**Exercise aim**
Render every line of the data below as a JSON list of strings, one string per line, with blank lines left out.

**Given records**

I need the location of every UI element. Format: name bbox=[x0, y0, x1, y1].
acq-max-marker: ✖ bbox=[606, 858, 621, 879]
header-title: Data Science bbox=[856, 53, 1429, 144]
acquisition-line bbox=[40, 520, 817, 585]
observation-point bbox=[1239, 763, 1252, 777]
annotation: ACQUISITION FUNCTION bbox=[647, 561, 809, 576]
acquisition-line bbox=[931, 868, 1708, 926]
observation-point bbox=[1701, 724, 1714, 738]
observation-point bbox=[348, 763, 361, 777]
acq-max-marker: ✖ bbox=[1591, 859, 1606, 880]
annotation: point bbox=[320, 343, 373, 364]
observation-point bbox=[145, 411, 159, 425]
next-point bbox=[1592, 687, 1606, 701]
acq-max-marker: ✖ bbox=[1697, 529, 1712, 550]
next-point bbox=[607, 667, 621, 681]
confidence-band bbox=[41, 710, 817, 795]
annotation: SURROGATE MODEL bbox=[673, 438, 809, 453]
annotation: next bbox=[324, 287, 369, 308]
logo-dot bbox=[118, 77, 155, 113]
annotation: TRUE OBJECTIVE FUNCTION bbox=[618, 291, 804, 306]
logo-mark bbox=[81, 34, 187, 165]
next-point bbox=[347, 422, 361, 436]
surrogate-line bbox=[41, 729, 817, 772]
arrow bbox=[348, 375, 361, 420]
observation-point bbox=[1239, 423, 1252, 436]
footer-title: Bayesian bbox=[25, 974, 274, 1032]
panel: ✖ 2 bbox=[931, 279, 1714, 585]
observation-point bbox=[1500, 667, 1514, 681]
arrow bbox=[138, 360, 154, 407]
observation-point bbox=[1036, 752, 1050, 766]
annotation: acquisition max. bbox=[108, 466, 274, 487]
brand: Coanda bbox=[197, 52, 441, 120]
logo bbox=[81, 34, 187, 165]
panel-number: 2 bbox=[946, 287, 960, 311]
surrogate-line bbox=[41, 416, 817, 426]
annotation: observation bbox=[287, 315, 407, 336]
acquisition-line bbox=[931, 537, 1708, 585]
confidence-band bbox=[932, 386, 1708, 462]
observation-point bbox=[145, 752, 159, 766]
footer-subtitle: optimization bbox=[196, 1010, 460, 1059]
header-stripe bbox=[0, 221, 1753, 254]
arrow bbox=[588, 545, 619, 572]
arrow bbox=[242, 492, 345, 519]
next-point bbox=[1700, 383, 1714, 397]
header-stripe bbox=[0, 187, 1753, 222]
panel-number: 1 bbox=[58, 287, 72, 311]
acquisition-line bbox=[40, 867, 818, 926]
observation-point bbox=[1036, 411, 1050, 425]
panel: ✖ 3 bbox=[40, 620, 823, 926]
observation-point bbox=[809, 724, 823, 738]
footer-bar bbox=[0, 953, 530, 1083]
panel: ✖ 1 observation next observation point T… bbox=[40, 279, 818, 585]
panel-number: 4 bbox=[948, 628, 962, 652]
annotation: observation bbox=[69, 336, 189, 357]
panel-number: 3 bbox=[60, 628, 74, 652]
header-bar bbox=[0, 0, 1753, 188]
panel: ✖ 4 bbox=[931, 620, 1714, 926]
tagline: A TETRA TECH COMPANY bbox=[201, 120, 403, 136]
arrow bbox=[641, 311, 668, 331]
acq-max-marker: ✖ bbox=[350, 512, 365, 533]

**Final result**
[
  "I need the location of every UI element. Format: name bbox=[x0, y0, x1, y1].",
  "acq-max-marker: ✖ bbox=[606, 858, 621, 879]",
  "header-title: Data Science bbox=[856, 53, 1429, 144]",
  "acquisition-line bbox=[40, 520, 817, 585]",
  "observation-point bbox=[1239, 763, 1252, 777]",
  "annotation: ACQUISITION FUNCTION bbox=[647, 561, 809, 576]",
  "acquisition-line bbox=[931, 868, 1708, 926]",
  "observation-point bbox=[1701, 724, 1714, 738]",
  "observation-point bbox=[348, 763, 361, 777]",
  "acq-max-marker: ✖ bbox=[1591, 859, 1606, 880]",
  "annotation: point bbox=[320, 343, 373, 364]",
  "observation-point bbox=[145, 411, 159, 425]",
  "next-point bbox=[1592, 687, 1606, 701]",
  "acq-max-marker: ✖ bbox=[1697, 529, 1712, 550]",
  "next-point bbox=[607, 667, 621, 681]",
  "confidence-band bbox=[41, 710, 817, 795]",
  "annotation: SURROGATE MODEL bbox=[673, 438, 809, 453]",
  "annotation: next bbox=[324, 287, 369, 308]",
  "logo-dot bbox=[118, 77, 155, 113]",
  "annotation: TRUE OBJECTIVE FUNCTION bbox=[618, 291, 804, 306]",
  "logo-mark bbox=[81, 34, 187, 165]",
  "next-point bbox=[347, 422, 361, 436]",
  "surrogate-line bbox=[41, 729, 817, 772]",
  "arrow bbox=[348, 375, 361, 420]",
  "observation-point bbox=[1239, 423, 1252, 436]",
  "footer-title: Bayesian bbox=[25, 974, 274, 1032]",
  "panel: ✖ 2 bbox=[931, 279, 1714, 585]",
  "observation-point bbox=[1500, 667, 1514, 681]",
  "arrow bbox=[138, 360, 154, 407]",
  "observation-point bbox=[1036, 752, 1050, 766]",
  "annotation: acquisition max. bbox=[108, 466, 274, 487]",
  "brand: Coanda bbox=[197, 52, 441, 120]",
  "logo bbox=[81, 34, 187, 165]",
  "panel-number: 2 bbox=[946, 287, 960, 311]",
  "surrogate-line bbox=[41, 416, 817, 426]",
  "annotation: observation bbox=[287, 315, 407, 336]",
  "acquisition-line bbox=[931, 537, 1708, 585]",
  "confidence-band bbox=[932, 386, 1708, 462]",
  "observation-point bbox=[145, 752, 159, 766]",
  "footer-subtitle: optimization bbox=[196, 1010, 460, 1059]",
  "header-stripe bbox=[0, 221, 1753, 254]",
  "arrow bbox=[588, 545, 619, 572]",
  "arrow bbox=[242, 492, 345, 519]",
  "next-point bbox=[1700, 383, 1714, 397]",
  "header-stripe bbox=[0, 187, 1753, 222]",
  "panel-number: 1 bbox=[58, 287, 72, 311]",
  "acquisition-line bbox=[40, 867, 818, 926]",
  "observation-point bbox=[1036, 411, 1050, 425]",
  "panel: ✖ 3 bbox=[40, 620, 823, 926]",
  "observation-point bbox=[809, 724, 823, 738]",
  "footer-bar bbox=[0, 953, 530, 1083]",
  "panel: ✖ 1 observation next observation point T… bbox=[40, 279, 818, 585]",
  "panel-number: 4 bbox=[948, 628, 962, 652]",
  "annotation: observation bbox=[69, 336, 189, 357]",
  "panel-number: 3 bbox=[60, 628, 74, 652]",
  "header-bar bbox=[0, 0, 1753, 188]",
  "panel: ✖ 4 bbox=[931, 620, 1714, 926]",
  "tagline: A TETRA TECH COMPANY bbox=[201, 120, 403, 136]",
  "arrow bbox=[641, 311, 668, 331]",
  "acq-max-marker: ✖ bbox=[350, 512, 365, 533]"
]